## Exercise
Copy out, from the entries below, each line holding the string "внимание".

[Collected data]

★ ★ ★ ★ ★

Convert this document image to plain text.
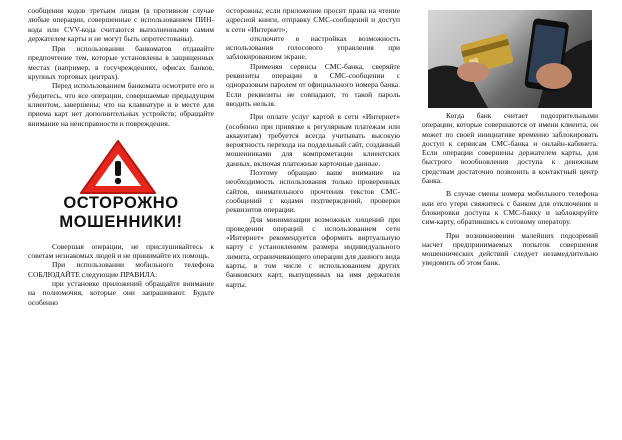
сообщения кодов третьим лицам (в противном случае любые операции, совершенные с использованием ПИН-кода или CVV-кода считаются выполненными самим держателем карты и не могут быть опротестованы).

При использовании банкоматов отдавайте предпочтение тем, которые установлены в защищенных местах (например, в госучреждениях, офисах банков, крупных торговых центрах).

Перед использованием банкомата осмотрите его и убедитесь, что все операции, совершаемые предыдущим клиентом, завершены; что на клавиатуре и в месте для приема карт нет дополнительных устройств; обращайте внимание на неисправности и повреждения.

ОСТОРОЖНО
МОШЕННИКИ!

Совершая операции, не прислушивайтесь к советам незнакомых людей и не принимайте их помощь.

При использовании мобильного телефона СОБЛЮДАЙТЕ следующие ПРАВИЛА:

при установке приложений обращайте внимание на полномочия, которые они запрашивают. Будьте особенно

осторожны, если приложение просит права на чтение адресной книги, отправку СМС-сообщений и доступ к сети «Интернет»;

отключите в настройках возможность использования голосового управления при заблокированном экране.

Применяя сервисы СМС-банка, сверяйте реквизиты операции в СМС-сообщении с одноразовым паролем от официального номера банка. Если реквизиты не совпадают, то такой пароль вводить нельзя.

При оплате услуг картой в сети «Интернет» (особенно при привязке к регулярным платежам или аккаунтам) требуется всегда учитывать высокую вероятность перехода на поддельный сайт, созданный мошенниками для компрометации клиентских данных, включая платежные карточные данные.

Поэтому обращаю ваше внимание на необходимость использования только проверенных сайтов, внимательного прочтения текстов СМС-сообщений с кодами подтверждений, проверки реквизитов операции.

Для минимизации возможных хищений при проведении операций с использованием сети «Интернет» рекомендуется оформить виртуальную карту с установлением размера индивидуального лимита, ограничивающего операции для данного вида карты, в том числе с использованием других банковских карт, выпущенных на имя держателя карты.

Когда банк считает подозрительными операции, которые совершаются от имени клиента, он может по своей инициативе временно заблокировать доступ к сервисам СМС-банка и онлайн-кабинета. Если операции совершены держателем карты, для быстрого возобновления доступа к денежным средствам достаточно позвонить в контактный центр банка.

В случае смены номера мобильного телефона или его утери свяжитесь с банком для отключения и блокировки доступа к СМС-банку и заблокируйте сим-карту, обратившись к сотовому оператору.

При возникновении малейших подозрений насчет предпринимаемых попыток совершения мошеннических действий следует незамедлительно уведомить об этом банк.
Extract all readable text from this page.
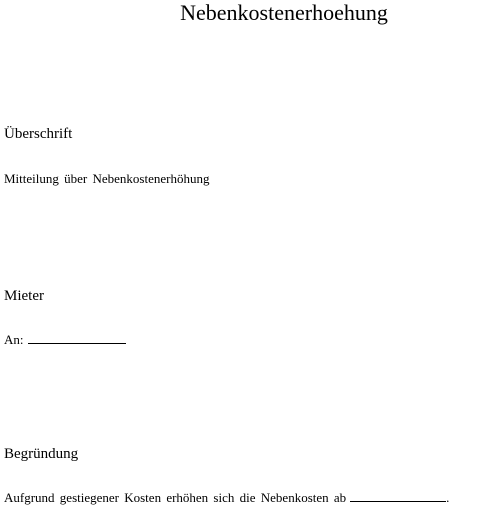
Nebenkostenerhoehung
Überschrift
Mitteilung über Nebenkostenerhöhung
Mieter
An:
Begründung
Aufgrund gestiegener Kosten erhöhen sich die Nebenkosten ab	.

★ ★ ★ ★ ★

## Complete response
Перед использованием банкомата осмотрите его и убедитесь, что все операции, совершаемые предыдущим клиентом, завершены; что на клавиатуре и в месте для приема карт нет дополнительных устройств; обращайте внимание на неисправности и повреждения.
при установке приложений обращайте внимание на полномочия, которые они запрашивают. Будьте особенно
Поэтому обращаю ваше внимание на необходимость использования только проверенных сайтов, внимательного прочтения текстов СМС-сообщений с кодами подтверждений, проверки реквизитов операции.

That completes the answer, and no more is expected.